Return the lines below that carry the word "均确认为主营业务收入".

> **Data listing**
---
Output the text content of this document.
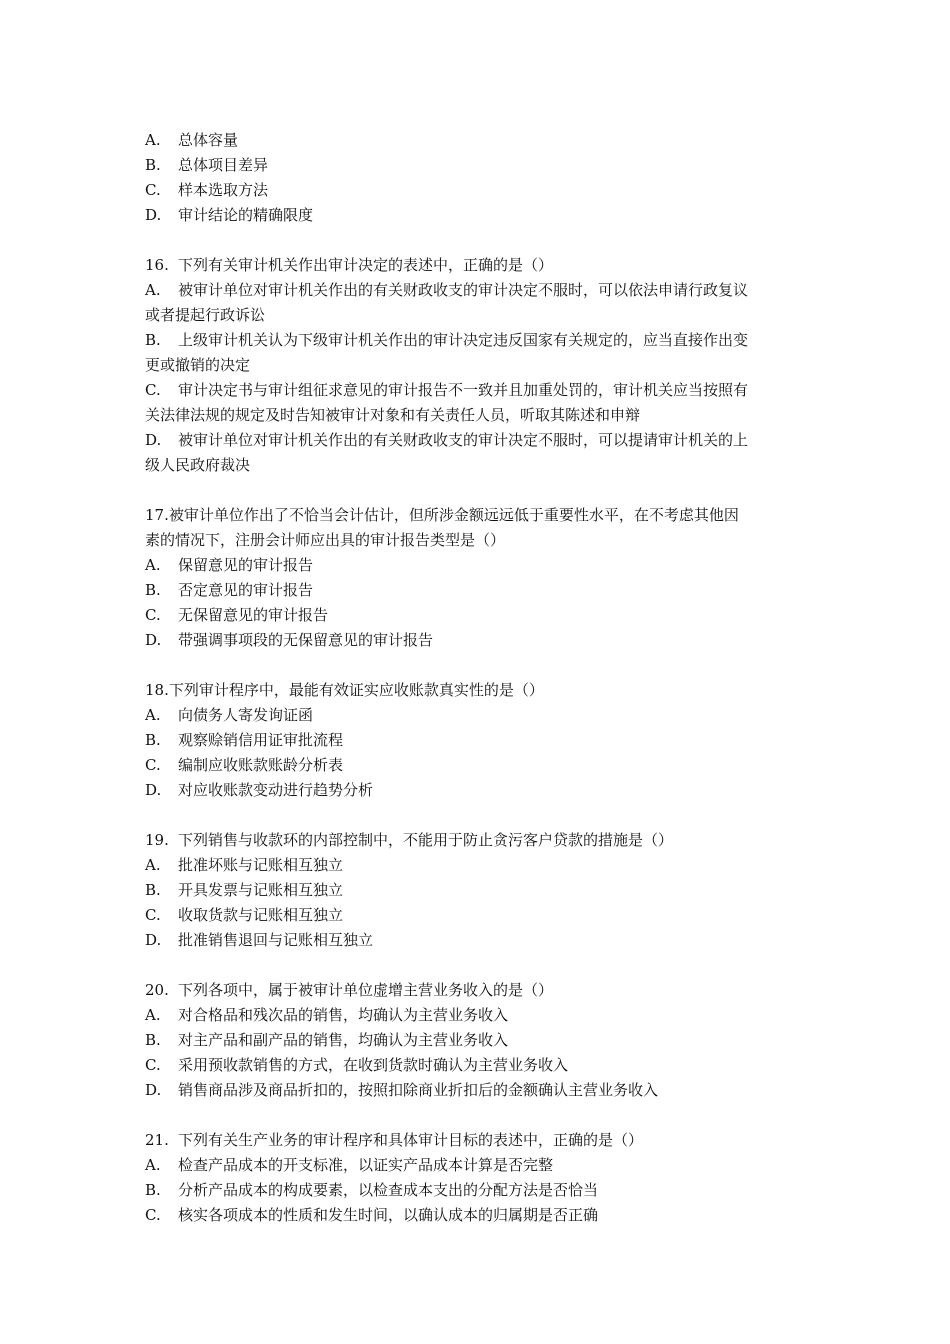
A.	总体容量
B.	总体项目差异
C.	样本选取方法
D.	审计结论的精确限度
16. 下列有关审计机关作出审计决定的表述中，正确的是（）
A. 被审计单位对审计机关作出的有关财政收支的审计决定不服时，可以依法申请行政复议
或者提起行政诉讼
B. 上级审计机关认为下级审计机关作出的审计决定违反国家有关规定的，应当直接作出变
更或撤销的决定
C. 审计决定书与审计组征求意见的审计报告不一致并且加重处罚的，审计机关应当按照有
关法律法规的规定及时告知被审计对象和有关责任人员，听取其陈述和申辩
D. 被审计单位对审计机关作出的有关财政收支的审计决定不服时，可以提请审计机关的上
级人民政府裁决
17.被审计单位作出了不恰当会计估计，但所涉金额远远低于重要性水平，在不考虑其他因
素的情况下，注册会计师应出具的审计报告类型是（）
A.	保留意见的审计报告
B.	否定意见的审计报告
C.	无保留意见的审计报告
D.	带强调事项段的无保留意见的审计报告
18.下列审计程序中，最能有效证实应收账款真实性的是（）
A.	向债务人寄发询证函
B.	观察赊销信用证审批流程
C.	编制应收账款账龄分析表
D.	对应收账款变动进行趋势分析
19. 下列销售与收款环的内部控制中，不能用于防止贪污客户贷款的措施是（）
A.	批准坏账与记账相互独立
B.	开具发票与记账相互独立
C.	收取货款与记账相互独立
D.	批准销售退回与记账相互独立
20. 下列各项中，属于被审计单位虚增主营业务收入的是（）
A.	对合格品和残次品的销售，均确认为主营业务收入
B.	对主产品和副产品的销售，均确认为主营业务收入
C.	采用预收款销售的方式，在收到货款时确认为主营业务收入
D.	销售商品涉及商品折扣的，按照扣除商业折扣后的金额确认主营业务收入
21. 下列有关生产业务的审计程序和具体审计目标的表述中，正确的是（）
A.	检查产品成本的开支标准，以证实产品成本计算是否完整
B.	分析产品成本的构成要素，以检查成本支出的分配方法是否恰当
C.	核实各项成本的性质和发生时间，以确认成本的归属期是否正确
---
> **Solution**
A.	对合格品和残次品的销售，均确认为主营业务收入
B.	对主产品和副产品的销售，均确认为主营业务收入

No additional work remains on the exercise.